■ REQUIREMENTS
Copy the records below exactly as they appear.

"""

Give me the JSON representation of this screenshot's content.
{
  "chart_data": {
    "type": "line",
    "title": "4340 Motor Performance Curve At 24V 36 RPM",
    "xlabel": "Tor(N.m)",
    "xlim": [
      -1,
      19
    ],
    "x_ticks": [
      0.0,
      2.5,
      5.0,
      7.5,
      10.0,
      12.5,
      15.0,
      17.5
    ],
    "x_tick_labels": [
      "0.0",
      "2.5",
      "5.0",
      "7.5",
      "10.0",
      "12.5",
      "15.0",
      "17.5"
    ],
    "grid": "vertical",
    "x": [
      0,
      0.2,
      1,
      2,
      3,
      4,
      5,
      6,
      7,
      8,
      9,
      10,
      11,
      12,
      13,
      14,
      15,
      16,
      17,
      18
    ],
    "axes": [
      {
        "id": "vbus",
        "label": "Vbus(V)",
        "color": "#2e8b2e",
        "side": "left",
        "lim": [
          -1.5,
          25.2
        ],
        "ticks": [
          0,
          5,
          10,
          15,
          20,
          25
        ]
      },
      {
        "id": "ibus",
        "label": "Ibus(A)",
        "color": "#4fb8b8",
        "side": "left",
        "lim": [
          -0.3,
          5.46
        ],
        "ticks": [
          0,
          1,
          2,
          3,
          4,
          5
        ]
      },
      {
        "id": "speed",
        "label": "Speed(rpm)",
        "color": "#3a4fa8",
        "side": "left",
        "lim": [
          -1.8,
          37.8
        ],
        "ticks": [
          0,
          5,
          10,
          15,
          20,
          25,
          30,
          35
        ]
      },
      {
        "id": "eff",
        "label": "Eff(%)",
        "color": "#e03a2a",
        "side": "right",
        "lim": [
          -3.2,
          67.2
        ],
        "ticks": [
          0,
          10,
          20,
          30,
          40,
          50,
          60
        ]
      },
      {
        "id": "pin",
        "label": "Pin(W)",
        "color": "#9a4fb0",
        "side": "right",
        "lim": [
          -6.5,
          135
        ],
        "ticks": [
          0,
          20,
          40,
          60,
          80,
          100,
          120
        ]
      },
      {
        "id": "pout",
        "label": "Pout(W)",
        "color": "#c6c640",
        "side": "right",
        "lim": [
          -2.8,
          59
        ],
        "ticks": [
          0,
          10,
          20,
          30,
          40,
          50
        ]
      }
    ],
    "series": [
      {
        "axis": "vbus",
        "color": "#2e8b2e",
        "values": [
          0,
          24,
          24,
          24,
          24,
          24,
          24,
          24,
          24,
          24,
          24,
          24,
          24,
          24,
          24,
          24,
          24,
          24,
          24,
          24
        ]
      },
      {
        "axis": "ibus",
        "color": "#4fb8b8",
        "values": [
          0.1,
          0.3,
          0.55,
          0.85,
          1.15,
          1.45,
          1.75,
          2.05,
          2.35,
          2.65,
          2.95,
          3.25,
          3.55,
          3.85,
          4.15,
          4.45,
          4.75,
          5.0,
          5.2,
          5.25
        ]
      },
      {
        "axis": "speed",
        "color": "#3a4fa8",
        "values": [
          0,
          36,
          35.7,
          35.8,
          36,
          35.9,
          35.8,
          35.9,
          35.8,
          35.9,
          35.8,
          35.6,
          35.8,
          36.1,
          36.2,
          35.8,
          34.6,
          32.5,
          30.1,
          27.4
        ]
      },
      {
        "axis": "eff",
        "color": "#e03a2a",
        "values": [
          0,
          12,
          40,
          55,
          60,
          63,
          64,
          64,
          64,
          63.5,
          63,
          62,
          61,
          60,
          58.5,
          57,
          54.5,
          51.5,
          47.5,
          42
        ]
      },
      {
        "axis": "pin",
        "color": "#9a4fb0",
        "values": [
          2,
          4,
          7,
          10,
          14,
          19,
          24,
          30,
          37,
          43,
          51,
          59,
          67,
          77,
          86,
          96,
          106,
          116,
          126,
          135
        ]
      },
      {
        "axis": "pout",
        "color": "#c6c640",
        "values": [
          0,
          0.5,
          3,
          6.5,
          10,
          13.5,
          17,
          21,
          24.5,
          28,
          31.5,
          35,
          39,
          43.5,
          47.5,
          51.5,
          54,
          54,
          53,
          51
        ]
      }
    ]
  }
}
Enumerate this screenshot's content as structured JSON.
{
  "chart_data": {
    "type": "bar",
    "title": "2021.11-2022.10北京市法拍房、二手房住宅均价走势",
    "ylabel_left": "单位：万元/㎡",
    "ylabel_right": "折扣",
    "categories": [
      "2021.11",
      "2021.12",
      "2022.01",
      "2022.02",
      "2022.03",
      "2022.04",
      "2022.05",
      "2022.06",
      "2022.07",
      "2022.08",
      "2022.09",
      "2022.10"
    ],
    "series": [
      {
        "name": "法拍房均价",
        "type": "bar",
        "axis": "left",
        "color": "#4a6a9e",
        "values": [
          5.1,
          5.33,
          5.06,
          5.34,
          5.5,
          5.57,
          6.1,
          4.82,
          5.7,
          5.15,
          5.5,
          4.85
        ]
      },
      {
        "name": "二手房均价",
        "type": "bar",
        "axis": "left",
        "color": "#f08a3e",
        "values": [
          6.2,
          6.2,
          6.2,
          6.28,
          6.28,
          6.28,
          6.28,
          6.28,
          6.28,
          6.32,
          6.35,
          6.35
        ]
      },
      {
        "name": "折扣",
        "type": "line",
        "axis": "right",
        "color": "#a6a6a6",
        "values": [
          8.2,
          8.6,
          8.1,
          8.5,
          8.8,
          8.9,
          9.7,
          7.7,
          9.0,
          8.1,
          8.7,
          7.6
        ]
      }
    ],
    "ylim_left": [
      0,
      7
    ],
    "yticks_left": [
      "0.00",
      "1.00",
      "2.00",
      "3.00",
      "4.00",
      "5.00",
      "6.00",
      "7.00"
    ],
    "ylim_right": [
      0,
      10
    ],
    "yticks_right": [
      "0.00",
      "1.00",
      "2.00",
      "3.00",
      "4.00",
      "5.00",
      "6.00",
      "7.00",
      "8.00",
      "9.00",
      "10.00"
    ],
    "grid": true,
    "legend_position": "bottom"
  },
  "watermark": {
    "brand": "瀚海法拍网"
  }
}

"""

■ RESPONSE
Give me the JSON representation of this screenshot's content.
{
  "chart_data": {
    "type": "line",
    "title": "4340 Motor Performance Curve At 24V 36 RPM",
    "xlabel": "Tor(N.m)",
    "xlim": [
      -1,
      19
    ],
    "x_ticks": [
      0.0,
      2.5,
      5.0,
      7.5,
      10.0,
      12.5,
      15.0,
      17.5
    ],
    "x_tick_labels": [
      "0.0",
      "2.5",
      "5.0",
      "7.5",
      "10.0",
      "12.5",
      "15.0",
      "17.5"
    ],
    "grid": "vertical",
    "x": [
      0,
      0.2,
      1,
      2,
      3,
      4,
      5,
      6,
      7,
      8,
      9,
      10,
      11,
      12,
      13,
      14,
      15,
      16,
      17,
      18
    ],
    "axes": [
      {
        "id": "vbus",
        "label": "Vbus(V)",
        "color": "#2e8b2e",
        "side": "left",
        "lim": [
          -1.5,
          25.2
        ],
        "ticks": [
          0,
          5,
          10,
          15,
          20,
          25
        ]
      },
      {
        "id": "ibus",
        "label": "Ibus(A)",
        "color": "#4fb8b8",
        "side": "left",
        "lim": [
          -0.3,
          5.46
        ],
        "ticks": [
          0,
          1,
          2,
          3,
          4,
          5
        ]
      },
      {
        "id": "speed",
        "label": "Speed(rpm)",
        "color": "#3a4fa8",
        "side": "left",
        "lim": [
          -1.8,
          37.8
        ],
        "ticks": [
          0,
          5,
          10,
          15,
          20,
          25,
          30,
          35
        ]
      },
      {
        "id": "eff",
        "label": "Eff(%)",
        "color": "#e03a2a",
        "side": "right",
        "lim": [
          -3.2,
          67.2
        ],
        "ticks": [
          0,
          10,
          20,
          30,
          40,
          50,
          60
        ]
      },
      {
        "id": "pin",
        "label": "Pin(W)",
        "color": "#9a4fb0",
        "side": "right",
        "lim": [
          -6.5,
          135
        ],
        "ticks": [
          0,
          20,
          40,
          60,
          80,
          100,
          120
        ]
      },
      {
        "id": "pout",
        "label": "Pout(W)",
        "color": "#c6c640",
        "side": "right",
        "lim": [
          -2.8,
          59
        ],
        "ticks": [
          0,
          10,
          20,
          30,
          40,
          50
        ]
      }
    ],
    "series": [
      {
        "axis": "vbus",
        "color": "#2e8b2e",
        "values": [
          0,
          24,
          24,
          24,
          24,
          24,
          24,
          24,
          24,
          24,
          24,
          24,
          24,
          24,
          24,
          24,
          24,
          24,
          24,
          24
        ]
      },
      {
        "axis": "ibus",
        "color": "#4fb8b8",
        "values": [
          0.1,
          0.3,
          0.55,
          0.85,
          1.15,
          1.45,
          1.75,
          2.05,
          2.35,
          2.65,
          2.95,
          3.25,
          3.55,
          3.85,
          4.15,
          4.45,
          4.75,
          5.0,
          5.2,
          5.25
        ]
      },
      {
        "axis": "speed",
        "color": "#3a4fa8",
        "values": [
          0,
          36,
          35.7,
          35.8,
          36,
          35.9,
          35.8,
          35.9,
          35.8,
          35.9,
          35.8,
          35.6,
          35.8,
          36.1,
          36.2,
          35.8,
          34.6,
          32.5,
          30.1,
          27.4
        ]
      },
      {
        "axis": "eff",
        "color": "#e03a2a",
        "values": [
          0,
          12,
          40,
          55,
          60,
          63,
          64,
          64,
          64,
          63.5,
          63,
          62,
          61,
          60,
          58.5,
          57,
          54.5,
          51.5,
          47.5,
          42
        ]
      },
      {
        "axis": "pin",
        "color": "#9a4fb0",
        "values": [
          2,
          4,
          7,
          10,
          14,
          19,
          24,
          30,
          37,
          43,
          51,
          59,
          67,
          77,
          86,
          96,
          106,
          116,
          126,
          135
        ]
      },
      {
        "axis": "pout",
        "color": "#c6c640",
        "values": [
          0,
          0.5,
          3,
          6.5,
          10,
          13.5,
          17,
          21,
          24.5,
          28,
          31.5,
          35,
          39,
          43.5,
          47.5,
          51.5,
          54,
          54,
          53,
          51
        ]
      }
    ]
  }
}
Enumerate this screenshot's content as structured JSON.
{
  "chart_data": {
    "type": "bar",
    "title": "2021.11-2022.10北京市法拍房、二手房住宅均价走势",
    "ylabel_left": "单位：万元/㎡",
    "ylabel_right": "折扣",
    "categories": [
      "2021.11",
      "2021.12",
      "2022.01",
      "2022.02",
      "2022.03",
      "2022.04",
      "2022.05",
      "2022.06",
      "2022.07",
      "2022.08",
      "2022.09",
      "2022.10"
    ],
    "series": [
      {
        "name": "法拍房均价",
        "type": "bar",
        "axis": "left",
        "color": "#4a6a9e",
        "values": [
          5.1,
          5.33,
          5.06,
          5.34,
          5.5,
          5.57,
          6.1,
          4.82,
          5.7,
          5.15,
          5.5,
          4.85
        ]
      },
      {
        "name": "二手房均价",
        "type": "bar",
        "axis": "left",
        "color": "#f08a3e",
        "values": [
          6.2,
          6.2,
          6.2,
          6.28,
          6.28,
          6.28,
          6.28,
          6.28,
          6.28,
          6.32,
          6.35,
          6.35
        ]
      },
      {
        "name": "折扣",
        "type": "line",
        "axis": "right",
        "color": "#a6a6a6",
        "values": [
          8.2,
          8.6,
          8.1,
          8.5,
          8.8,
          8.9,
          9.7,
          7.7,
          9.0,
          8.1,
          8.7,
          7.6
        ]
      }
    ],
    "ylim_left": [
      0,
      7
    ],
    "yticks_left": [
      "0.00",
      "1.00",
      "2.00",
      "3.00",
      "4.00",
      "5.00",
      "6.00",
      "7.00"
    ],
    "ylim_right": [
      0,
      10
    ],
    "yticks_right": [
      "0.00",
      "1.00",
      "2.00",
      "3.00",
      "4.00",
      "5.00",
      "6.00",
      "7.00",
      "8.00",
      "9.00",
      "10.00"
    ],
    "grid": true,
    "legend_position": "bottom"
  },
  "watermark": {
    "brand": "瀚海法拍网"
  }
}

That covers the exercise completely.